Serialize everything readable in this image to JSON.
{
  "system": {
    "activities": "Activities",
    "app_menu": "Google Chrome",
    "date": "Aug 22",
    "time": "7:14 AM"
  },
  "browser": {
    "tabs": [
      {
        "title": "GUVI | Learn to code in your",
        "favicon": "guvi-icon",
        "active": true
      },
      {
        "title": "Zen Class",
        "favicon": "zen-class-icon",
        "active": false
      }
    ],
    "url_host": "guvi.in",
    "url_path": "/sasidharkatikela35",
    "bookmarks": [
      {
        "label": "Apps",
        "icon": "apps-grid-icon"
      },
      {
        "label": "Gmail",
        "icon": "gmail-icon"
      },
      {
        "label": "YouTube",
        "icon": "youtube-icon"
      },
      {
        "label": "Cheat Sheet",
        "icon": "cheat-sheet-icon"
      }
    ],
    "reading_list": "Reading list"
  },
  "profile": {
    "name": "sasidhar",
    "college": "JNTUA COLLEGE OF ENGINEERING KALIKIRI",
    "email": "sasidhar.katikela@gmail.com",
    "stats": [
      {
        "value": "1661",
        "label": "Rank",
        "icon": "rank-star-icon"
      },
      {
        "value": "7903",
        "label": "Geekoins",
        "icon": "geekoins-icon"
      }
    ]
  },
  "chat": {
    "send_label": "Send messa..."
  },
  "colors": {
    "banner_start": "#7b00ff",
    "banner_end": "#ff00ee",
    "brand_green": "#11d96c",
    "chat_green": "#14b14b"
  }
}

+ + + + + + +

- **Task directions**
All of the data shown above must be copied exactly.

- **Task answer**
Serialize everything readable in this image to JSON.
{
  "system": {
    "activities": "Activities",
    "app_menu": "Google Chrome",
    "date": "Aug 22",
    "time": "7:14 AM"
  },
  "browser": {
    "tabs": [
      {
        "title": "GUVI | Learn to code in your",
        "favicon": "guvi-icon",
        "active": true
      },
      {
        "title": "Zen Class",
        "favicon": "zen-class-icon",
        "active": false
      }
    ],
    "url_host": "guvi.in",
    "url_path": "/sasidharkatikela35",
    "bookmarks": [
      {
        "label": "Apps",
        "icon": "apps-grid-icon"
      },
      {
        "label": "Gmail",
        "icon": "gmail-icon"
      },
      {
        "label": "YouTube",
        "icon": "youtube-icon"
      },
      {
        "label": "Cheat Sheet",
        "icon": "cheat-sheet-icon"
      }
    ],
    "reading_list": "Reading list"
  },
  "profile": {
    "name": "sasidhar",
    "college": "JNTUA COLLEGE OF ENGINEERING KALIKIRI",
    "email": "sasidhar.katikela@gmail.com",
    "stats": [
      {
        "value": "1661",
        "label": "Rank",
        "icon": "rank-star-icon"
      },
      {
        "value": "7903",
        "label": "Geekoins",
        "icon": "geekoins-icon"
      }
    ]
  },
  "chat": {
    "send_label": "Send messa..."
  },
  "colors": {
    "banner_start": "#7b00ff",
    "banner_end": "#ff00ee",
    "brand_green": "#11d96c",
    "chat_green": "#14b14b"
  }
}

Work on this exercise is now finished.